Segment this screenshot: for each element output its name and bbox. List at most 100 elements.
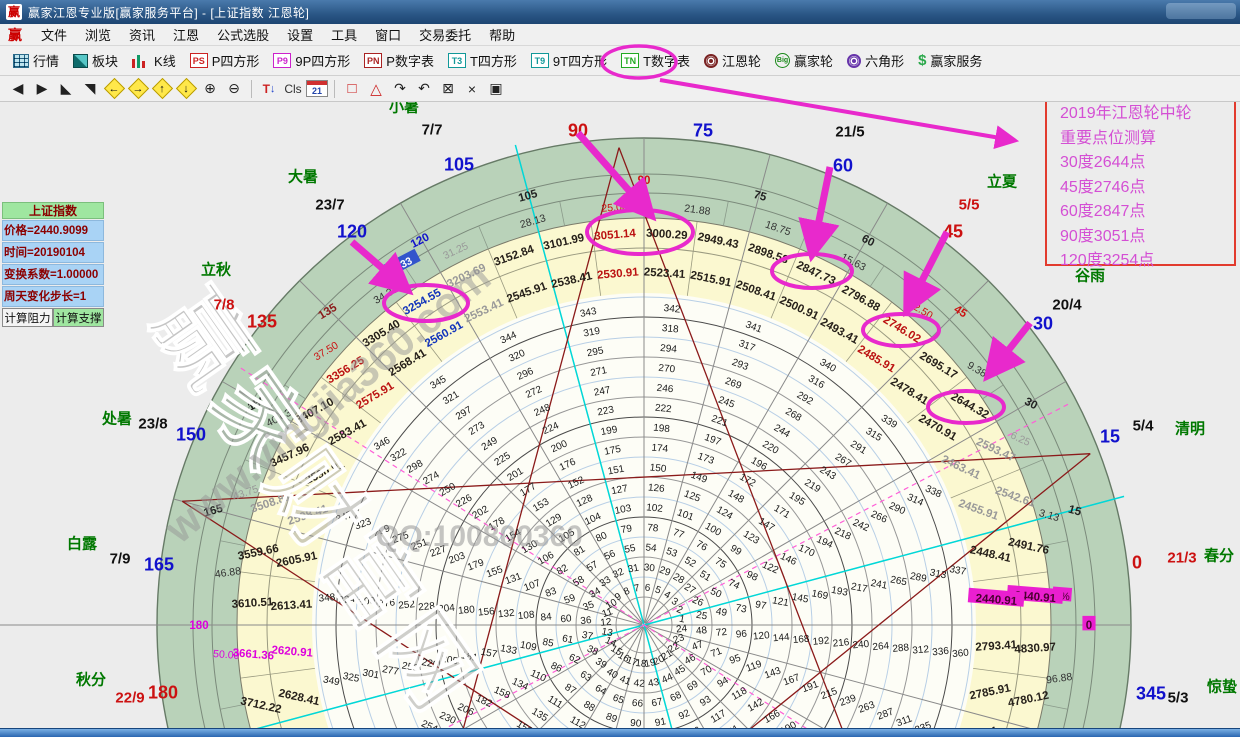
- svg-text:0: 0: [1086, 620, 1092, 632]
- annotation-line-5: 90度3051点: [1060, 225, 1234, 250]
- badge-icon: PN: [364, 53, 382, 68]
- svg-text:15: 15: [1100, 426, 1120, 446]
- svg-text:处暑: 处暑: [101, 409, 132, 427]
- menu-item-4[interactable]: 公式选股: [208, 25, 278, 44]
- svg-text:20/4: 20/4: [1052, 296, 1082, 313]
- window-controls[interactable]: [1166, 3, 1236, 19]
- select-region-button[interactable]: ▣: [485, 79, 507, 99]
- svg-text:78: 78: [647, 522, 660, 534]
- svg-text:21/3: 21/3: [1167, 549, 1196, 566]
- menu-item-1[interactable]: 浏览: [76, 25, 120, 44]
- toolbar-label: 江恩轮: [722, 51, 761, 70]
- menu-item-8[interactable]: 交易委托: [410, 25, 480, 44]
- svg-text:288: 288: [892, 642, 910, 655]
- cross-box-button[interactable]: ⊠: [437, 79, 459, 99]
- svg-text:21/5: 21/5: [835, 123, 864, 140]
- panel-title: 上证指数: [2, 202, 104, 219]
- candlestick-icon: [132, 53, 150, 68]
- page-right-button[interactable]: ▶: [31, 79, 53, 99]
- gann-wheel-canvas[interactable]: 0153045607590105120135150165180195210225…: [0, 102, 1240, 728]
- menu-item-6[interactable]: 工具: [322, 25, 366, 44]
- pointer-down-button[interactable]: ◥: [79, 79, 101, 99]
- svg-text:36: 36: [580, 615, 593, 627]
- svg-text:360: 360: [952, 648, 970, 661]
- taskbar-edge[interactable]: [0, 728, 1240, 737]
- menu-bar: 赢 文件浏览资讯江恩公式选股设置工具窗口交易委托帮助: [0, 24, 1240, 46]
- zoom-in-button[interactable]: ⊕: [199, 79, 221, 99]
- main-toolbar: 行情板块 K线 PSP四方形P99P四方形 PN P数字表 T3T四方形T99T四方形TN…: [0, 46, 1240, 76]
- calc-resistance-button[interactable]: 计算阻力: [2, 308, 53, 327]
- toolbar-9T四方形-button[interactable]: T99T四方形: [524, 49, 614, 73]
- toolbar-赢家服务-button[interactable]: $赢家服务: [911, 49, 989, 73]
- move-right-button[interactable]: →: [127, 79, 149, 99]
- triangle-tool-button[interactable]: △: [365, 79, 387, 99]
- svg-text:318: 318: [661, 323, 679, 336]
----
▶ Instruction:
Change every "svg-text" in the entries to "chart-text" and write all the lines out again with nothing else changed. Leave the pictures out.

▶ Response to the exercise:
Segment this screenshot: for each element output its name and bbox. List at most 100 elements.
- chart-text:0: 0: [1086, 620, 1092, 632]
- annotation-line-5: 90度3051点: [1060, 225, 1234, 250]
- badge-icon: PN: [364, 53, 382, 68]
- chart-text:15: 15: [1100, 426, 1120, 446]
- chart-text:处暑: 处暑: [101, 409, 132, 427]
- menu-item-4[interactable]: 公式选股: [208, 25, 278, 44]
- chart-text:20/4: 20/4: [1052, 296, 1082, 313]
- window-controls[interactable]: [1166, 3, 1236, 19]
- select-region-button[interactable]: ▣: [485, 79, 507, 99]
- chart-text:78: 78: [647, 522, 660, 534]
- chart-text:21/3: 21/3: [1167, 549, 1196, 566]
- menu-item-1[interactable]: 浏览: [76, 25, 120, 44]
- toolbar-label: 江恩轮: [722, 51, 761, 70]
- menu-item-8[interactable]: 交易委托: [410, 25, 480, 44]
- chart-text:288: 288: [892, 642, 910, 655]
- cross-box-button[interactable]: ⊠: [437, 79, 459, 99]
- chart-text:21/5: 21/5: [835, 123, 864, 140]
- panel-title: 上证指数: [2, 202, 104, 219]
- candlestick-icon: [132, 53, 150, 68]
- page-right-button[interactable]: ▶: [31, 79, 53, 99]
- gann-wheel-canvas[interactable]: 0153045607590105120135150165180195210225…: [0, 102, 1240, 728]
- menu-item-6[interactable]: 工具: [322, 25, 366, 44]
- pointer-down-button[interactable]: ◥: [79, 79, 101, 99]
- chart-text:36: 36: [580, 615, 593, 627]
- chart-text:360: 360: [952, 648, 970, 661]
- taskbar-edge[interactable]: [0, 728, 1240, 737]
- menu-bar: 赢 文件浏览资讯江恩公式选股设置工具窗口交易委托帮助: [0, 24, 1240, 46]
- zoom-in-button[interactable]: ⊕: [199, 79, 221, 99]
- main-toolbar: 行情板块 K线 PSP四方形P99P四方形 PN P数字表 T3T四方形T99T四方形TN…: [0, 46, 1240, 76]
- calc-resistance-button[interactable]: 计算阻力: [2, 308, 53, 327]
- toolbar-9T四方形-button[interactable]: T99T四方形: [524, 49, 614, 73]
- toolbar-赢家服务-button[interactable]: $赢家服务: [911, 49, 989, 73]
- move-right-button[interactable]: →: [127, 79, 149, 99]
- triangle-tool-button[interactable]: △: [365, 79, 387, 99]
- chart-text:318: 318: [661, 323, 679, 336]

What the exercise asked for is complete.